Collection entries
※

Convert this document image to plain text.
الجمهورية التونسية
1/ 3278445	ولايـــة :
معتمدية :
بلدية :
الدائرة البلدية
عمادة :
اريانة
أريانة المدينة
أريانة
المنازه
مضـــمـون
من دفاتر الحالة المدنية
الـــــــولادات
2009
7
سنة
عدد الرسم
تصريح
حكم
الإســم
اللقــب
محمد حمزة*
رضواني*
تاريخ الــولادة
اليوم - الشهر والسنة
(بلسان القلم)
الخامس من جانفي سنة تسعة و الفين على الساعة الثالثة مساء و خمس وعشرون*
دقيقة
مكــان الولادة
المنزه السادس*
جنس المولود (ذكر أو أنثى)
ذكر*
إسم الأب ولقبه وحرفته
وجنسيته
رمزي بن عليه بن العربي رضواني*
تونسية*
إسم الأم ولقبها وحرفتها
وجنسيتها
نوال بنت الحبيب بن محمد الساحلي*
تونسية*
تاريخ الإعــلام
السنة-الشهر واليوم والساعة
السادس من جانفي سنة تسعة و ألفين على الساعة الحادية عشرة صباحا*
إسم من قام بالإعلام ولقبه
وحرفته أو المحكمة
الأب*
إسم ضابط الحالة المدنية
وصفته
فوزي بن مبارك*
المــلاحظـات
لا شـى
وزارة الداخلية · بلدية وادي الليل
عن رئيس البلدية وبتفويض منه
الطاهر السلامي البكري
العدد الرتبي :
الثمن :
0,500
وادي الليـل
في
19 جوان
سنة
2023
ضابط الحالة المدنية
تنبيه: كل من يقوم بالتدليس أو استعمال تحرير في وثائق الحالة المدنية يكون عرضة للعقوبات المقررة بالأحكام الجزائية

※

§ **YOUR INSTRUCTIONS**
Write out the entries above word for word.

§ **RESPONSE TO THE EXERCISE**
Convert this document image to plain text.
الجمهورية التونسية
1/ 3278445	ولايـــة :
معتمدية :
بلدية :
الدائرة البلدية
عمادة :
اريانة
أريانة المدينة
أريانة
المنازه
مضـــمـون
من دفاتر الحالة المدنية
الـــــــولادات
2009
7
سنة
عدد الرسم
تصريح
حكم
الإســم
اللقــب
محمد حمزة*
رضواني*
تاريخ الــولادة
اليوم - الشهر والسنة
(بلسان القلم)
الخامس من جانفي سنة تسعة و الفين على الساعة الثالثة مساء و خمس وعشرون*
دقيقة
مكــان الولادة
المنزه السادس*
جنس المولود (ذكر أو أنثى)
ذكر*
إسم الأب ولقبه وحرفته
وجنسيته
رمزي بن عليه بن العربي رضواني*
تونسية*
إسم الأم ولقبها وحرفتها
وجنسيتها
نوال بنت الحبيب بن محمد الساحلي*
تونسية*
تاريخ الإعــلام
السنة-الشهر واليوم والساعة
السادس من جانفي سنة تسعة و ألفين على الساعة الحادية عشرة صباحا*
إسم من قام بالإعلام ولقبه
وحرفته أو المحكمة
الأب*
إسم ضابط الحالة المدنية
وصفته
فوزي بن مبارك*
المــلاحظـات
لا شـى
وزارة الداخلية · بلدية وادي الليل
عن رئيس البلدية وبتفويض منه
الطاهر السلامي البكري
العدد الرتبي :
الثمن :
0,500
وادي الليـل
في
19 جوان
سنة
2023
ضابط الحالة المدنية
تنبيه: كل من يقوم بالتدليس أو استعمال تحرير في وثائق الحالة المدنية يكون عرضة للعقوبات المقررة بالأحكام الجزائية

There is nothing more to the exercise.